**Collection entries:**
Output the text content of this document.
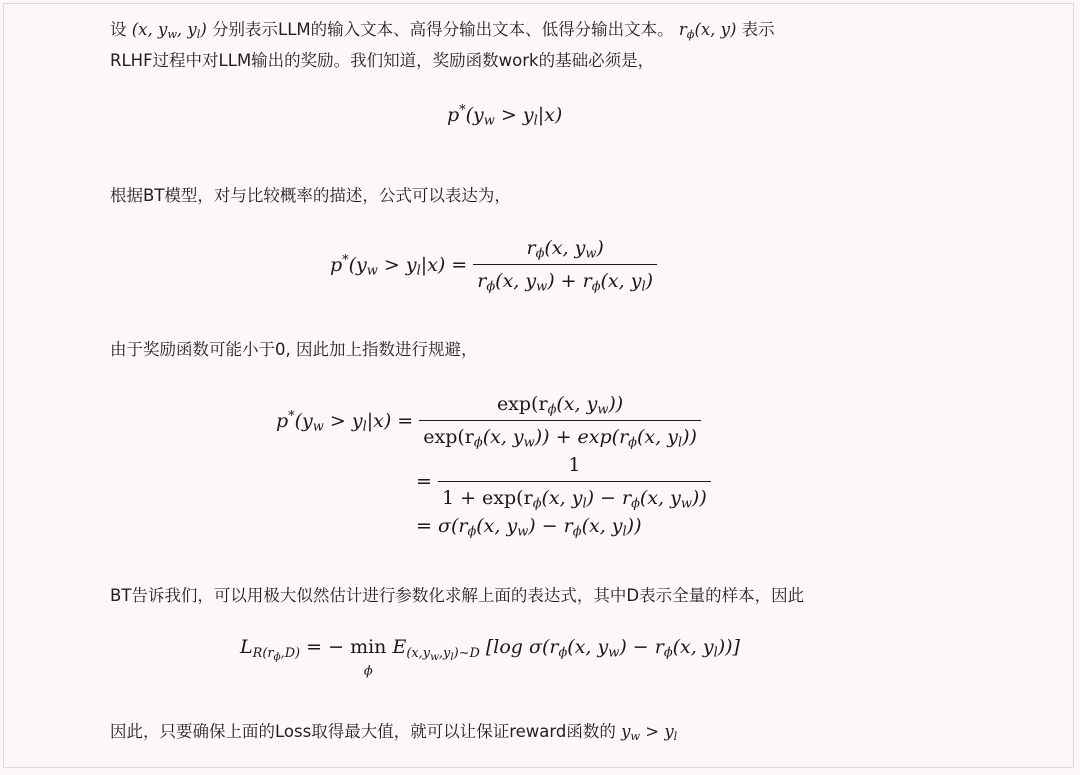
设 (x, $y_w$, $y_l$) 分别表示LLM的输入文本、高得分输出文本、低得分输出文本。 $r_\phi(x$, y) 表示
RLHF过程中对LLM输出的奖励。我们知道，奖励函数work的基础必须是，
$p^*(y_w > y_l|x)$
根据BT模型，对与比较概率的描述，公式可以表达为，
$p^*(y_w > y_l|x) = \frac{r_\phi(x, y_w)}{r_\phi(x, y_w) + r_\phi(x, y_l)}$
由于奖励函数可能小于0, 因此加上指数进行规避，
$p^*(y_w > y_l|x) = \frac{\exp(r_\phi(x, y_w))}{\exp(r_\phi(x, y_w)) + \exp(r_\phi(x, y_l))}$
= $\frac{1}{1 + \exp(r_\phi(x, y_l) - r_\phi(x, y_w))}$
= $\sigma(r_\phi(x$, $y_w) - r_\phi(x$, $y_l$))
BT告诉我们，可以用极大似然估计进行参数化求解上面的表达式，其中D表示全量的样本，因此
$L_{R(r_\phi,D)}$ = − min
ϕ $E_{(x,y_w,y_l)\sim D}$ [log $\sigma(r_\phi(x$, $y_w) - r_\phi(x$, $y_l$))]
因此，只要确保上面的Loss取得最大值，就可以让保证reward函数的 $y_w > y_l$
--
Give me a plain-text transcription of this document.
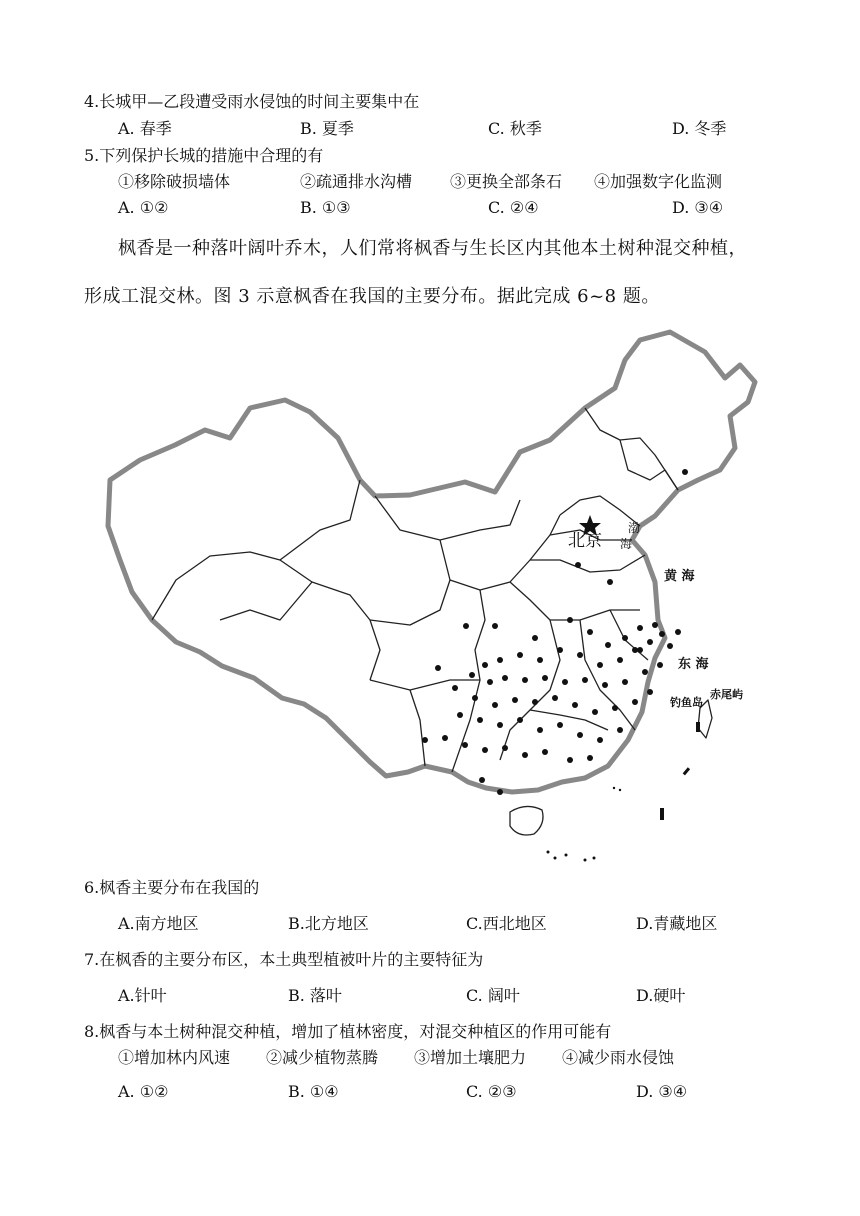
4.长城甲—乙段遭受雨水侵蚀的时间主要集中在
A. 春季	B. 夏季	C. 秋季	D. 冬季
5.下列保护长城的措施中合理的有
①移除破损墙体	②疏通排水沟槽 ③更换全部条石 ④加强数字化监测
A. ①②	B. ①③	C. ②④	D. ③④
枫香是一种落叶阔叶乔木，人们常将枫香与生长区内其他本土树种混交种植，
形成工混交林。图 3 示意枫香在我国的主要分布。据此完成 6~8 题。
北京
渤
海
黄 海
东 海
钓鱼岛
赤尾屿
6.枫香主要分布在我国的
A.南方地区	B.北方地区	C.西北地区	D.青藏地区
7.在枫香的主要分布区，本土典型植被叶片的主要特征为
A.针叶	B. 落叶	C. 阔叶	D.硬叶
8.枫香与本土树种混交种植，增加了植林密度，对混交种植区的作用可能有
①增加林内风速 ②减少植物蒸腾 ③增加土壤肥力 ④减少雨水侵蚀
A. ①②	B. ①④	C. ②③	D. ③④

**Exercise:** Check the data for the word "this" and pull out the lines that have it.

**Output of the task:**
Output the text content of this document.
Give me a plain-text transcription of this document.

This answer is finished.